[Stored data entries]
■ ■ ■ ■ ■

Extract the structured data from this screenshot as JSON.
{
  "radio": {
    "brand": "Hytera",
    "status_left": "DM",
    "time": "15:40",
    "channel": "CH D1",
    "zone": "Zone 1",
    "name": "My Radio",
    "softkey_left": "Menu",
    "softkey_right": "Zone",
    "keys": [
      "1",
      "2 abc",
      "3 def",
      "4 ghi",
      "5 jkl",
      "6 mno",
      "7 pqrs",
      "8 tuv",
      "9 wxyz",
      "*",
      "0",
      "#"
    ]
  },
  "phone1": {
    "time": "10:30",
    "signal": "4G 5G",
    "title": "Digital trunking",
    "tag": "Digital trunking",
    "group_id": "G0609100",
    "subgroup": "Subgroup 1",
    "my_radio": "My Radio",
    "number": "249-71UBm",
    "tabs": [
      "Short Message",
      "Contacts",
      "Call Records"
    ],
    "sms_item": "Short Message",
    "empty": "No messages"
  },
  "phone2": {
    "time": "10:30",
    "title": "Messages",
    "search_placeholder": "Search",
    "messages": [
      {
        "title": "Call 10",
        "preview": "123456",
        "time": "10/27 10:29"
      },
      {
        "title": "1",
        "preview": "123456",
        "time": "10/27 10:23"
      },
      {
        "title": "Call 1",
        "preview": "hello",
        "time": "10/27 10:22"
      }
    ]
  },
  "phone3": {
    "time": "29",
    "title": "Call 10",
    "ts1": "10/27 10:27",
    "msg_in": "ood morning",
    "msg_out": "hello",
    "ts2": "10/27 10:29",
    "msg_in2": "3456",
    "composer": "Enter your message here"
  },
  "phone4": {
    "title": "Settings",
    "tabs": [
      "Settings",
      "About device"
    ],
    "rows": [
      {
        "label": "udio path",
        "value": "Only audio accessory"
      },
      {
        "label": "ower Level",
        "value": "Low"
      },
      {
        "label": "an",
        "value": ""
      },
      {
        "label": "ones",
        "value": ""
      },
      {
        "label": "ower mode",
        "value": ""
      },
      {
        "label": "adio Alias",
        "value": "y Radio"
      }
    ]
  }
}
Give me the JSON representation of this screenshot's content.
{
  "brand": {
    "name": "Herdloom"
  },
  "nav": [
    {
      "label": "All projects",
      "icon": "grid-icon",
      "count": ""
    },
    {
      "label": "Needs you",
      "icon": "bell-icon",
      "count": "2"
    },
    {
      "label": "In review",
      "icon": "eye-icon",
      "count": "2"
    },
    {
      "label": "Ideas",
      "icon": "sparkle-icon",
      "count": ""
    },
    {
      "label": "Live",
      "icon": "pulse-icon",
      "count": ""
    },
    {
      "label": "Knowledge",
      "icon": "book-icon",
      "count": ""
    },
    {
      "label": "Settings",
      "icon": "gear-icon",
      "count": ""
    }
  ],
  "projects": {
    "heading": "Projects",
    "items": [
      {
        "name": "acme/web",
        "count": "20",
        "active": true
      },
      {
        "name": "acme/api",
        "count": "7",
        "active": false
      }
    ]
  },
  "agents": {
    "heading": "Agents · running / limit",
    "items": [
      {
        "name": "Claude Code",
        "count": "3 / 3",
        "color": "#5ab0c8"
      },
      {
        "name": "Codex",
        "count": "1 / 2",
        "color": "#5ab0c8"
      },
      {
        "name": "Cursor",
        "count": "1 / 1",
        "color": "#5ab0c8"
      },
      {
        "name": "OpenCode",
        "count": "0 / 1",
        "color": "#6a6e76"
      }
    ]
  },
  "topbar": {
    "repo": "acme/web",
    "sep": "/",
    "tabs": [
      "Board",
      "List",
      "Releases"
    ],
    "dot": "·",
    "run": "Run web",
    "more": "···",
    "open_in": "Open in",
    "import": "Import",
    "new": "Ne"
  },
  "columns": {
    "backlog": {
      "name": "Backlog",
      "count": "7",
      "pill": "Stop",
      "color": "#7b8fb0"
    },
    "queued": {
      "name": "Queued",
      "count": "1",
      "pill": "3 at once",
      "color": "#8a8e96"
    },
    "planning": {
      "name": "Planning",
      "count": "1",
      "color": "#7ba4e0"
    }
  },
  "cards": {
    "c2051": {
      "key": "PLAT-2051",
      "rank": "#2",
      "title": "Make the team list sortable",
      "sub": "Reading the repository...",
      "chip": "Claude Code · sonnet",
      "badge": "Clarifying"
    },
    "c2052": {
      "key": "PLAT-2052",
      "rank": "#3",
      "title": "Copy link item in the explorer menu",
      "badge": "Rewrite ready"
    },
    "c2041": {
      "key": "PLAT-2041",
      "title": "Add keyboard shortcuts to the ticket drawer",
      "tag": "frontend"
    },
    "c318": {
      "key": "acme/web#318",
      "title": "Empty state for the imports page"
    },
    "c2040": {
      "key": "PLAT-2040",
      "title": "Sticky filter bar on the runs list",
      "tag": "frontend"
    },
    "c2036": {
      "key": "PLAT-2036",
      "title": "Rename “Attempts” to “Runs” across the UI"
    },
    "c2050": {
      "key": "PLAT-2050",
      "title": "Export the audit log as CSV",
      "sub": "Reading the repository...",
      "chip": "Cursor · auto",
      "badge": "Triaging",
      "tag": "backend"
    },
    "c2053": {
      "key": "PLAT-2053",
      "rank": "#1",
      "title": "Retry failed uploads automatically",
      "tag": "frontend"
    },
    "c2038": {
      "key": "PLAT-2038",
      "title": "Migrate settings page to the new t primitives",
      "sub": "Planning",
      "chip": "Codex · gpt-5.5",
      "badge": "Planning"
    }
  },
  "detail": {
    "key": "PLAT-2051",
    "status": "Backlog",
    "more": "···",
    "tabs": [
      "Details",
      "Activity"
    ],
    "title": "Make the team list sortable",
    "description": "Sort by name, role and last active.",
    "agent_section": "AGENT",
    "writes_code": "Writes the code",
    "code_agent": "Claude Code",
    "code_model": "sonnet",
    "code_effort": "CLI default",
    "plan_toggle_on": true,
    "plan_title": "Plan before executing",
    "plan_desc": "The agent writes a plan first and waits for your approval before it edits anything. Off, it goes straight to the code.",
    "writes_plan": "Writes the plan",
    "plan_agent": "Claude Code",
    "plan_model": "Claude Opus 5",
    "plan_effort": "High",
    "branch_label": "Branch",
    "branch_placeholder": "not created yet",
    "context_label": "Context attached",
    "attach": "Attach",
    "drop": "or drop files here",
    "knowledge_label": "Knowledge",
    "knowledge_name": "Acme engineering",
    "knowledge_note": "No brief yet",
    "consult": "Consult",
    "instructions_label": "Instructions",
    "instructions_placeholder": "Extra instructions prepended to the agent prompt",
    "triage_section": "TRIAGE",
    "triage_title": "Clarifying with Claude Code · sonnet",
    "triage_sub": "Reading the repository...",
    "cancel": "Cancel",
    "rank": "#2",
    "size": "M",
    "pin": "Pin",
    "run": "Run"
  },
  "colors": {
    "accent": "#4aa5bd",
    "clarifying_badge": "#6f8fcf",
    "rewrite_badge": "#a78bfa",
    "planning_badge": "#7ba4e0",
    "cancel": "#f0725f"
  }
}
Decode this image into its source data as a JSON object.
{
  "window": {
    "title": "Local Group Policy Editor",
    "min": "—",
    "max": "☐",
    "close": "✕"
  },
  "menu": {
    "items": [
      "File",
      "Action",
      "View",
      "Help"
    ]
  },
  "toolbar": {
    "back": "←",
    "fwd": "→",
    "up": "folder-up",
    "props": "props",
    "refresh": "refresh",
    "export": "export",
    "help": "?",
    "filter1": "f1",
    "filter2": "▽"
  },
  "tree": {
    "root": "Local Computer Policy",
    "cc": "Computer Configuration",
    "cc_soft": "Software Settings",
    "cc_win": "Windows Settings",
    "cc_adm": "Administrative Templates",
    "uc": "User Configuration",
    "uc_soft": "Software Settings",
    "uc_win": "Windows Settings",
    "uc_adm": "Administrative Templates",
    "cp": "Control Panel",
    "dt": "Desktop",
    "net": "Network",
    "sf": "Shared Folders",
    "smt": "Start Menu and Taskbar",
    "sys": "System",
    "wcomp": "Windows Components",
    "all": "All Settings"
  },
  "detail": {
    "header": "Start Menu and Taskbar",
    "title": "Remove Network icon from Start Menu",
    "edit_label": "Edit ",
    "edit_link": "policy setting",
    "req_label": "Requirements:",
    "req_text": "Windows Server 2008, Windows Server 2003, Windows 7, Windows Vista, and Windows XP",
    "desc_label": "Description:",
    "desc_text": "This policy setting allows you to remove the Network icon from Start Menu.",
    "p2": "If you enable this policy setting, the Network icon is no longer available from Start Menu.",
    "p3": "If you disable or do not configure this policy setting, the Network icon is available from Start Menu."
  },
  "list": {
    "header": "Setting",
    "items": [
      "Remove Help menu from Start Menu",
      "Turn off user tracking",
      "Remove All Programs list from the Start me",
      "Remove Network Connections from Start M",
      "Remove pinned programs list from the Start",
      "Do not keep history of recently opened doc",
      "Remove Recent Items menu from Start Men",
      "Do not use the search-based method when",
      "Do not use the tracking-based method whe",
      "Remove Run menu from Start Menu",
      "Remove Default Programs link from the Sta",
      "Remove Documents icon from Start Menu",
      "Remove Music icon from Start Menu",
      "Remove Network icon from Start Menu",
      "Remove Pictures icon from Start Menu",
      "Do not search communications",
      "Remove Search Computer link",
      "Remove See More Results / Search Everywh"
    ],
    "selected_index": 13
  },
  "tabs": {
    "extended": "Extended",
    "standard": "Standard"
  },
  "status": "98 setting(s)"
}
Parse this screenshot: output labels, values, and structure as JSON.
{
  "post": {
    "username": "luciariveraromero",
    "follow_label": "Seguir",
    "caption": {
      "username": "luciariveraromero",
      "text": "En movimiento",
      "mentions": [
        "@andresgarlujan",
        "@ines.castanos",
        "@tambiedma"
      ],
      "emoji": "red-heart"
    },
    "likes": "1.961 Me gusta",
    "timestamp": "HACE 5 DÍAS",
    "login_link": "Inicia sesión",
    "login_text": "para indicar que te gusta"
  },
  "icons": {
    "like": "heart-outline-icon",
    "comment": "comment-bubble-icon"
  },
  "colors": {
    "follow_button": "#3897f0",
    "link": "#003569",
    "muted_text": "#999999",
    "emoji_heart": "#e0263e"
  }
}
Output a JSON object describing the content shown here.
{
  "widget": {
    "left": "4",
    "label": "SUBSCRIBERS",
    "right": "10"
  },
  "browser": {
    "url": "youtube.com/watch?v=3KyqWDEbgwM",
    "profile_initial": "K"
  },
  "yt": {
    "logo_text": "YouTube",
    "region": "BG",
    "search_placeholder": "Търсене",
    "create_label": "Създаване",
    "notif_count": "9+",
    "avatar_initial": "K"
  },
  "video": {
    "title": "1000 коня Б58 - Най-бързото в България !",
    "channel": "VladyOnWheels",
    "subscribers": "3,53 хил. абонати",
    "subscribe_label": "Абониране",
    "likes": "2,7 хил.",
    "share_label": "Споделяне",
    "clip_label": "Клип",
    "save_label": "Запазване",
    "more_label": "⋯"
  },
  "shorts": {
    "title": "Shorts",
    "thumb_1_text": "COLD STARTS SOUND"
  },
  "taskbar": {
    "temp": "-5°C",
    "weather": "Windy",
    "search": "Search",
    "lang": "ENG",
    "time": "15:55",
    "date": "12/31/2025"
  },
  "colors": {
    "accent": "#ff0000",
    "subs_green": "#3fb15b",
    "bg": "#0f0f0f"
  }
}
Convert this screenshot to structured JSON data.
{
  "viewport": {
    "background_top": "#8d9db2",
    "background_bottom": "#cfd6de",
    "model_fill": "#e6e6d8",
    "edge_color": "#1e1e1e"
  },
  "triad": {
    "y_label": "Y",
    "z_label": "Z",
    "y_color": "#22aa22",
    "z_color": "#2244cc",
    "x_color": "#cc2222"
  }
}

■ ■ ■ ■ ■

Work required
Work through the records line by line and tally those with the word "Claude". Report only the total.

The output
6